▶ Exercise
Lay out every line of the records below as a Markdown table with the columns "Row" and "Record line". Number the rows in order and leave out blank lines.

--- start of Raw records ---

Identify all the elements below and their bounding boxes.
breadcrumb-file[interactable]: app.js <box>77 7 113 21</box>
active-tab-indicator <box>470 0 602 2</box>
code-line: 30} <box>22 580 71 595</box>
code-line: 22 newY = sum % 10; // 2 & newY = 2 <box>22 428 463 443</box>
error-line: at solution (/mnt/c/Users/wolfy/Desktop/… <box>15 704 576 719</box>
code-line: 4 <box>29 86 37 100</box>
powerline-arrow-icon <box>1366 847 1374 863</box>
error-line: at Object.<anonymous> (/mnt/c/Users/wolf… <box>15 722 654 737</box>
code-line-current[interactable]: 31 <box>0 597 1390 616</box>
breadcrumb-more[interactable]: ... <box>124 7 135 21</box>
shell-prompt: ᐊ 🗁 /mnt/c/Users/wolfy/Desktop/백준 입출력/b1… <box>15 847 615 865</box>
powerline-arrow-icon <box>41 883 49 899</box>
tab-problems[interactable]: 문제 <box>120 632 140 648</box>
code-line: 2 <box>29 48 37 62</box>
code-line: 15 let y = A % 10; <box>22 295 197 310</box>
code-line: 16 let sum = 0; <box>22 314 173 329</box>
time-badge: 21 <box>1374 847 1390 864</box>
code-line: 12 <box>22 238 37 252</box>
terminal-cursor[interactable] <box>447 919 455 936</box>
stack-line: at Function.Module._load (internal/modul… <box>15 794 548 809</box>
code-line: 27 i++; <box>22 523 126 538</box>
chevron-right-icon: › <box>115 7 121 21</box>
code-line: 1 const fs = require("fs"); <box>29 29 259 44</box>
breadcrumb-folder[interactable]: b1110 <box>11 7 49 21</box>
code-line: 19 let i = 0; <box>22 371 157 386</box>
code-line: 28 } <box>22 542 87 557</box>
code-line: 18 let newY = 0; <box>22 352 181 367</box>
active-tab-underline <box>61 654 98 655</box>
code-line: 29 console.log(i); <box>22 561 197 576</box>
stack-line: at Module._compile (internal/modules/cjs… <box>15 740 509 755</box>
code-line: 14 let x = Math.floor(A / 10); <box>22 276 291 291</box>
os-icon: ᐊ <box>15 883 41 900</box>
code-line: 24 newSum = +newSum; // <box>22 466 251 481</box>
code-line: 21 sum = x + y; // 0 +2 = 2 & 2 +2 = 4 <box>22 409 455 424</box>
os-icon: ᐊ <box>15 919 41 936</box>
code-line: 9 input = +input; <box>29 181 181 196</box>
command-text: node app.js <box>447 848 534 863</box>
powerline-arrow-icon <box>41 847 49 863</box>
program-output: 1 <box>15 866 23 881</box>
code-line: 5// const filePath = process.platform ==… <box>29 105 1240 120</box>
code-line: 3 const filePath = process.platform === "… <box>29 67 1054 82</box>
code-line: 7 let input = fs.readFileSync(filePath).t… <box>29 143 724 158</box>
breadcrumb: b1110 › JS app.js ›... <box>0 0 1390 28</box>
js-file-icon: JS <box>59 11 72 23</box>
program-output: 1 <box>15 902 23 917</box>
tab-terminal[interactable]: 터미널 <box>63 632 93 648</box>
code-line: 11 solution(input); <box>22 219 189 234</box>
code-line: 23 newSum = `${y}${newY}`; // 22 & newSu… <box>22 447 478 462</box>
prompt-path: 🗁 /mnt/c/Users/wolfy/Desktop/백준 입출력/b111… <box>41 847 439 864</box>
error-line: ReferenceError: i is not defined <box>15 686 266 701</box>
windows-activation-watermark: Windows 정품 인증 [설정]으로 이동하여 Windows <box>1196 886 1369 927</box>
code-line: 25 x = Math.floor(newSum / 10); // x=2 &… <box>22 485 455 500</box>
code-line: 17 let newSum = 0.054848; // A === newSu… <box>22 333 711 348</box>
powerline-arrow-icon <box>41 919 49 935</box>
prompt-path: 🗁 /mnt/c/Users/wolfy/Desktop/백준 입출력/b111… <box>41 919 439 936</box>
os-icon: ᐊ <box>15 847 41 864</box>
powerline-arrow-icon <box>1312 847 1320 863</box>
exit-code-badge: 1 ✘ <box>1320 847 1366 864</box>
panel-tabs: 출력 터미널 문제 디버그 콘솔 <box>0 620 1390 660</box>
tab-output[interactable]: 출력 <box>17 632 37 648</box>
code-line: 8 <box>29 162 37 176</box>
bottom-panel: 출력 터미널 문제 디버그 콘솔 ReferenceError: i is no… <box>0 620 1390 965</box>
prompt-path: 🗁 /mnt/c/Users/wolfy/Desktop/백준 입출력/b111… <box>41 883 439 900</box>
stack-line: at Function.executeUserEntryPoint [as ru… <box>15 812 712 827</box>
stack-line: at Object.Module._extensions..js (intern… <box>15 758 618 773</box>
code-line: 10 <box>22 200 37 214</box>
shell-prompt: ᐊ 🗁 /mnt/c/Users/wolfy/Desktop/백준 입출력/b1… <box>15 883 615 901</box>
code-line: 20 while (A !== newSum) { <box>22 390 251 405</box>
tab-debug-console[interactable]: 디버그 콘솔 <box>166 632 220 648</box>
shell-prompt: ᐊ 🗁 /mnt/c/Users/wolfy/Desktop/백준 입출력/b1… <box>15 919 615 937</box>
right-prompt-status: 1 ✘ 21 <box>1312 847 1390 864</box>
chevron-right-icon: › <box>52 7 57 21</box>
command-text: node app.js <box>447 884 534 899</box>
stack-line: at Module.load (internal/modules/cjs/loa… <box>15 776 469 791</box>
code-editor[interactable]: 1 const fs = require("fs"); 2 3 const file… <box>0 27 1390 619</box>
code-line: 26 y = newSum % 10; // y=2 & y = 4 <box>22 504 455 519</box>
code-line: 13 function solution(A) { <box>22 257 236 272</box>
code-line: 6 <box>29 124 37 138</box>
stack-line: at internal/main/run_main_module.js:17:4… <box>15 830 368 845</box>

--- end of Raw records ---

▶ Response for this exercise
| Row | Record line |
|---|---|
| 1 | Identify all the elements below and their bounding boxes. |
| 2 | breadcrumb-file[interactable]: app.js <box>77 7 113 21</box> |
| 3 | active-tab-indicator <box>470 0 602 2</box> |
| 4 | code-line: 30} <box>22 580 71 595</box> |
| 5 | code-line: 22 newY = sum % 10; // 2 & newY = 2 <box>22 428 463 443</box> |
| 6 | error-line: at solution (/mnt/c/Users/wolfy/Desktop/… <box>15 704 576 719</box> |
| 7 | code-line: 4 <box>29 86 37 100</box> |
| 8 | powerline-arrow-icon <box>1366 847 1374 863</box> |
| 9 | error-line: at Object.<anonymous> (/mnt/c/Users/wolf… <box>15 722 654 737</box> |
| 10 | code-line-current[interactable]: 31 <box>0 597 1390 616</box> |
| 11 | breadcrumb-more[interactable]: ... <box>124 7 135 21</box> |
| 12 | shell-prompt: ᐊ 🗁 /mnt/c/Users/wolfy/Desktop/백준 입출력/b1… <box>15 847 615 865</box> |
| 13 | powerline-arrow-icon <box>41 883 49 899</box> |
| 14 | tab-problems[interactable]: 문제 <box>120 632 140 648</box> |
| 15 | code-line: 2 <box>29 48 37 62</box> |
| 16 | code-line: 15 let y = A % 10; <box>22 295 197 310</box> |
| 17 | code-line: 16 let sum = 0; <box>22 314 173 329</box> |
| 18 | time-badge: 21 <box>1374 847 1390 864</box> |
| 19 | code-line: 12 <box>22 238 37 252</box> |
| 20 | terminal-cursor[interactable] <box>447 919 455 936</box> |
| 21 | stack-line: at Function.Module._load (internal/modul… <box>15 794 548 809</box> |
| 22 | code-line: 27 i++; <box>22 523 126 538</box> |
| 23 | chevron-right-icon: › <box>115 7 121 21</box> |
| 24 | code-line: 1 const fs = require("fs"); <box>29 29 259 44</box> |
| 25 | breadcrumb-folder[interactable]: b1110 <box>11 7 49 21</box> |
| 26 | code-line: 19 let i = 0; <box>22 371 157 386</box> |
| 27 | code-line: 28 } <box>22 542 87 557</box> |
| 28 | code-line: 18 let newY = 0; <box>22 352 181 367</box> |
| 29 | active-tab-underline <box>61 654 98 655</box> |
| 30 | code-line: 29 console.log(i); <box>22 561 197 576</box> |
| 31 | stack-line: at Module._compile (internal/modules/cjs… <box>15 740 509 755</box> |
| 32 | code-line: 14 let x = Math.floor(A / 10); <box>22 276 291 291</box> |
| 33 | os-icon: ᐊ <box>15 883 41 900</box> |
| 34 | code-line: 24 newSum = +newSum; // <box>22 466 251 481</box> |
| 35 | code-line: 21 sum = x + y; // 0 +2 = 2 & 2 +2 = 4 <box>22 409 455 424</box> |
| 36 | os-icon: ᐊ <box>15 919 41 936</box> |
| 37 | code-line: 9 input = +input; <box>29 181 181 196</box> |
| 38 | command-text: node app.js <box>447 848 534 863</box> |
| 39 | powerline-arrow-icon <box>41 847 49 863</box> |
| 40 | program-output: 1 <box>15 866 23 881</box> |
| 41 | code-line: 5// const filePath = process.platform ==… <box>29 105 1240 120</box> |
| 42 | code-line: 3 const filePath = process.platform === "… <box>29 67 1054 82</box> |
| 43 | code-line: 7 let input = fs.readFileSync(filePath).t… <box>29 143 724 158</box> |
| 44 | breadcrumb: b1110 › JS app.js ›... <box>0 0 1390 28</box> |
| 45 | js-file-icon: JS <box>59 11 72 23</box> |
| 46 | program-output: 1 <box>15 902 23 917</box> |
| 47 | tab-terminal[interactable]: 터미널 <box>63 632 93 648</box> |
| 48 | code-line: 11 solution(input); <box>22 219 189 234</box> |
| 49 | code-line: 23 newSum = `${y}${newY}`; // 22 & newSu… <box>22 447 478 462</box> |
| 50 | prompt-path: 🗁 /mnt/c/Users/wolfy/Desktop/백준 입출력/b111… <box>41 847 439 864</box> |
| 51 | error-line: ReferenceError: i is not defined <box>15 686 266 701</box> |
| 52 | windows-activation-watermark: Windows 정품 인증 [설정]으로 이동하여 Windows <box>1196 886 1369 927</box> |
| 53 | code-line: 25 x = Math.floor(newSum / 10); // x=2 &… <box>22 485 455 500</box> |
| 54 | code-line: 17 let newSum = 0.054848; // A === newSu… <box>22 333 711 348</box> |
| 55 | powerline-arrow-icon <box>41 919 49 935</box> |
| 56 | prompt-path: 🗁 /mnt/c/Users/wolfy/Desktop/백준 입출력/b111… <box>41 919 439 936</box> |
| 57 | os-icon: ᐊ <box>15 847 41 864</box> |
| 58 | powerline-arrow-icon <box>1312 847 1320 863</box> |
| 59 | exit-code-badge: 1 ✘ <box>1320 847 1366 864</box> |
| 60 | panel-tabs: 출력 터미널 문제 디버그 콘솔 <box>0 620 1390 660</box> |
| 61 | tab-output[interactable]: 출력 <box>17 632 37 648</box> |
| 62 | code-line: 8 <box>29 162 37 176</box> |
| 63 | bottom-panel: 출력 터미널 문제 디버그 콘솔 ReferenceError: i is no… <box>0 620 1390 965</box> |
| 64 | prompt-path: 🗁 /mnt/c/Users/wolfy/Desktop/백준 입출력/b111… <box>41 883 439 900</box> |
| 65 | stack-line: at Function.executeUserEntryPoint [as ru… <box>15 812 712 827</box> |
| 66 | stack-line: at Object.Module._extensions..js (intern… <box>15 758 618 773</box> |
| 67 | code-line: 10 <box>22 200 37 214</box> |
| 68 | shell-prompt: ᐊ 🗁 /mnt/c/Users/wolfy/Desktop/백준 입출력/b1… <box>15 883 615 901</box> |
| 69 | code-line: 20 while (A !== newSum) { <box>22 390 251 405</box> |
| 70 | tab-debug-console[interactable]: 디버그 콘솔 <box>166 632 220 648</box> |
| 71 | shell-prompt: ᐊ 🗁 /mnt/c/Users/wolfy/Desktop/백준 입출력/b1… <box>15 919 615 937</box> |
| 72 | right-prompt-status: 1 ✘ 21 <box>1312 847 1390 864</box> |
| 73 | chevron-right-icon: › <box>52 7 57 21</box> |
| 74 | command-text: node app.js <box>447 884 534 899</box> |
| 75 | stack-line: at Module.load (internal/modules/cjs/loa… <box>15 776 469 791</box> |
| 76 | code-editor[interactable]: 1 const fs = require("fs"); 2 3 const file… <box>0 27 1390 619</box> |
| 77 | code-line: 26 y = newSum % 10; // y=2 & y = 4 <box>22 504 455 519</box> |
| 78 | code-line: 13 function solution(A) { <box>22 257 236 272</box> |
| 79 | code-line: 6 <box>29 124 37 138</box> |
| 80 | stack-line: at internal/main/run_main_module.js:17:4… <box>15 830 368 845</box> |